**Data entries:**
* * * * * * * * *

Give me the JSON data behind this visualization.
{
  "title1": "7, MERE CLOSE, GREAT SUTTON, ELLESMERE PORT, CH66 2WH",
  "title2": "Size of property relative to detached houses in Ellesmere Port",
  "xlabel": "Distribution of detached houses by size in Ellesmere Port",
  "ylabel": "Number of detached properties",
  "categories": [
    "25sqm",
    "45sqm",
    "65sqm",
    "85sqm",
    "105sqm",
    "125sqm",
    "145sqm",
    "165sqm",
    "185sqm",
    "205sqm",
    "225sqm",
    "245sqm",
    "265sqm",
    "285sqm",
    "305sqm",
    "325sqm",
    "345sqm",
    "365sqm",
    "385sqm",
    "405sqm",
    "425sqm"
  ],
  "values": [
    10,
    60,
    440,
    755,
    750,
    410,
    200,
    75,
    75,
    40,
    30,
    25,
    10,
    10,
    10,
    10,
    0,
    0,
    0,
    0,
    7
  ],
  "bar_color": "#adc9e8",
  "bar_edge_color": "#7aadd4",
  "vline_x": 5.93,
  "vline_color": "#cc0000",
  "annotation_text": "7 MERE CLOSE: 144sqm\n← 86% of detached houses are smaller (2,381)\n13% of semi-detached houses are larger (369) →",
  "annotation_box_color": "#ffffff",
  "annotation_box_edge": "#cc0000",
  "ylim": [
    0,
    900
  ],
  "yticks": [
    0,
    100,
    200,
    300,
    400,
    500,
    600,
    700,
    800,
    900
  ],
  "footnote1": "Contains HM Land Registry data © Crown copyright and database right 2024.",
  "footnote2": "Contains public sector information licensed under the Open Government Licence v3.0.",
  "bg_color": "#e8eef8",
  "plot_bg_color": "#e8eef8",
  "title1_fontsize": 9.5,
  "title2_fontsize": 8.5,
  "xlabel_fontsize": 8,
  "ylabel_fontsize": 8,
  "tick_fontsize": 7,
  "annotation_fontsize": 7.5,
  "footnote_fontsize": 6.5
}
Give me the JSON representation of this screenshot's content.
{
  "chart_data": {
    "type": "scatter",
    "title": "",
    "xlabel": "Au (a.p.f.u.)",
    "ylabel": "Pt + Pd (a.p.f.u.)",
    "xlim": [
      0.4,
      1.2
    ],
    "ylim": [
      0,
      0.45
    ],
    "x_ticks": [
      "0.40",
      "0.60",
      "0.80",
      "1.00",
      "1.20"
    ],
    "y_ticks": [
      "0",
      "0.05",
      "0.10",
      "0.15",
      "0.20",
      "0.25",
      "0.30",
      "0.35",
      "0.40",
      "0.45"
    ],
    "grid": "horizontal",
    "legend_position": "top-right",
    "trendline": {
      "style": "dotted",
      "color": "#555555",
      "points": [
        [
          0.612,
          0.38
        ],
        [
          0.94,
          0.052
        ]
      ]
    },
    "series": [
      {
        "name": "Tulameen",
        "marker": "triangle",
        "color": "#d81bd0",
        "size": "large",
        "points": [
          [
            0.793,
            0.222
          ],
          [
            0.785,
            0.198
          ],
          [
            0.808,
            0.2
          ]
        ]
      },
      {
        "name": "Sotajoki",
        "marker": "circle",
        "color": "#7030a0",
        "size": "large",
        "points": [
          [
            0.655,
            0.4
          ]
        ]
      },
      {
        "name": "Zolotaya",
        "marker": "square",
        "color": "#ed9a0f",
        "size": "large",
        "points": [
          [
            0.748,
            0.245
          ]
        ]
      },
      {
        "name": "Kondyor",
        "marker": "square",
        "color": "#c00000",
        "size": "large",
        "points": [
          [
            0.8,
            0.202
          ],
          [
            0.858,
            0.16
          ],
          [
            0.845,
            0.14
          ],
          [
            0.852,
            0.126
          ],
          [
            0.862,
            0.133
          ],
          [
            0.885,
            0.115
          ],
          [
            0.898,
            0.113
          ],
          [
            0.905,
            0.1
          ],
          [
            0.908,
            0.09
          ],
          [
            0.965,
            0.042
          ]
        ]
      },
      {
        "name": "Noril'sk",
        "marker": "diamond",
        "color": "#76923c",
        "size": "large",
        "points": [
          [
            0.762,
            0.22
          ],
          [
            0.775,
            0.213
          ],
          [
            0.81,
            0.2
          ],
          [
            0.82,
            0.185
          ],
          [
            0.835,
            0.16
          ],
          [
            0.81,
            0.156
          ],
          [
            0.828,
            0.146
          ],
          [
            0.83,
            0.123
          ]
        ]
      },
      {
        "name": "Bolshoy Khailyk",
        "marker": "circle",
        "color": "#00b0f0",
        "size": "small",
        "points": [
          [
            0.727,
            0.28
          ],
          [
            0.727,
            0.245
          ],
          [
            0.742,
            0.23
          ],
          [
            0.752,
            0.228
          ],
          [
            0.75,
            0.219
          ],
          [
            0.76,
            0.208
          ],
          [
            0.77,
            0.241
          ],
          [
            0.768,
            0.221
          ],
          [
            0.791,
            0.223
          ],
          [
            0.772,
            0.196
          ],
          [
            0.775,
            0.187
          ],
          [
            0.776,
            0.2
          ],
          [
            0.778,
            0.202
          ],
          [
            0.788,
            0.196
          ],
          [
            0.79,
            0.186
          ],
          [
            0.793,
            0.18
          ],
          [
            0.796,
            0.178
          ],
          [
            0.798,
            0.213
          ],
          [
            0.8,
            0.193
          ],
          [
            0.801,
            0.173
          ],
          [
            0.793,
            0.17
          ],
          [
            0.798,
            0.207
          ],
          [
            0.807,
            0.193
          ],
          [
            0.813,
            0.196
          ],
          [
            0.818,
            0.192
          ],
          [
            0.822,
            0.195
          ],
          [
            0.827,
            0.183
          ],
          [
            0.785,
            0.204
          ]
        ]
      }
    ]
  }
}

* * * * * * * * *

**Requirement:** Each line above that holds the string "CLOSE" should be copied and shown.

**Expected answer:**
  "title1": "7, MERE CLOSE, GREAT SUTTON, ELLESMERE PORT, CH66 2WH",
  "annotation_text": "7 MERE CLOSE: 144sqm\n← 86% of detached houses are smaller (2,381)\n13% of semi-detached houses are larger (369) →",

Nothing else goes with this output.